TASK GOAL:
Please write out the material below exactly as given.

DATA PROVIDED:
◇ ◇ ◇ ◇ ◇ ◇ ◇

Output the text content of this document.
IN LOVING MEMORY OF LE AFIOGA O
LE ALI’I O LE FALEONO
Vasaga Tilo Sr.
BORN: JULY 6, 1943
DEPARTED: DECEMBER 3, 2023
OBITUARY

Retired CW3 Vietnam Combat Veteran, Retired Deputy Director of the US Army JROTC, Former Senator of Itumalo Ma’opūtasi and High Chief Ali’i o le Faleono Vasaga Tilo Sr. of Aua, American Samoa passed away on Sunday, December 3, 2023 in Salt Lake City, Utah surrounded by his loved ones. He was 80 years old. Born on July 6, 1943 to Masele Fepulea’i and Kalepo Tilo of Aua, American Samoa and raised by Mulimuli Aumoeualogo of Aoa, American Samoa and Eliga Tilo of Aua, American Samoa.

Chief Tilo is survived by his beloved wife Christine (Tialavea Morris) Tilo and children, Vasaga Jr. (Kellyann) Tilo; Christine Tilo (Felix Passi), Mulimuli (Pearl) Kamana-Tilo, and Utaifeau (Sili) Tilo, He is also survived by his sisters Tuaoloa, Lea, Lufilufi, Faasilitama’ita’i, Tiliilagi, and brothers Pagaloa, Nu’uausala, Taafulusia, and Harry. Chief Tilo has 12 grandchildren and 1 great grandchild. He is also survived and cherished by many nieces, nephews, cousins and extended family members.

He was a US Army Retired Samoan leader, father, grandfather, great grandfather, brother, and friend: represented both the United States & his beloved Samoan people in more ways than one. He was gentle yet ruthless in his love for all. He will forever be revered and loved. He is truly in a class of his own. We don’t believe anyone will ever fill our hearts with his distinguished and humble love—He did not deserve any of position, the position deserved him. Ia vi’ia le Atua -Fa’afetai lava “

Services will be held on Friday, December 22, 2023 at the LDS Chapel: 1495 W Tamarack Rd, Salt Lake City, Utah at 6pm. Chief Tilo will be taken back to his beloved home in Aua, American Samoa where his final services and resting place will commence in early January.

◇ ◇ ◇ ◇ ◇ ◇ ◇

SOLUTION FOR THIS TASK:
Output the text content of this document.
IN LOVING MEMORY OF LE AFIOGA O
LE ALI’I O LE FALEONO
Vasaga Tilo Sr.
BORN: JULY 6, 1943
DEPARTED: DECEMBER 3, 2023
OBITUARY

Retired CW3 Vietnam Combat Veteran, Retired Deputy Director of the US Army JROTC, Former Senator of Itumalo Ma’opūtasi and High Chief Ali’i o le Faleono Vasaga Tilo Sr. of Aua, American Samoa passed away on Sunday, December 3, 2023 in Salt Lake City, Utah surrounded by his loved ones. He was 80 years old. Born on July 6, 1943 to Masele Fepulea’i and Kalepo Tilo of Aua, American Samoa and raised by Mulimuli Aumoeualogo of Aoa, American Samoa and Eliga Tilo of Aua, American Samoa.

Chief Tilo is survived by his beloved wife Christine (Tialavea Morris) Tilo and children, Vasaga Jr. (Kellyann) Tilo; Christine Tilo (Felix Passi), Mulimuli (Pearl) Kamana-Tilo, and Utaifeau (Sili) Tilo, He is also survived by his sisters Tuaoloa, Lea, Lufilufi, Faasilitama’ita’i, Tiliilagi, and brothers Pagaloa, Nu’uausala, Taafulusia, and Harry. Chief Tilo has 12 grandchildren and 1 great grandchild. He is also survived and cherished by many nieces, nephews, cousins and extended family members.

He was a US Army Retired Samoan leader, father, grandfather, great grandfather, brother, and friend: represented both the United States & his beloved Samoan people in more ways than one. He was gentle yet ruthless in his love for all. He will forever be revered and loved. He is truly in a class of his own. We don’t believe anyone will ever fill our hearts with his distinguished and humble love—He did not deserve any of position, the position deserved him. Ia vi’ia le Atua -Fa’afetai lava “

Services will be held on Friday, December 22, 2023 at the LDS Chapel: 1495 W Tamarack Rd, Salt Lake City, Utah at 6pm. Chief Tilo will be taken back to his beloved home in Aua, American Samoa where his final services and resting place will commence in early January.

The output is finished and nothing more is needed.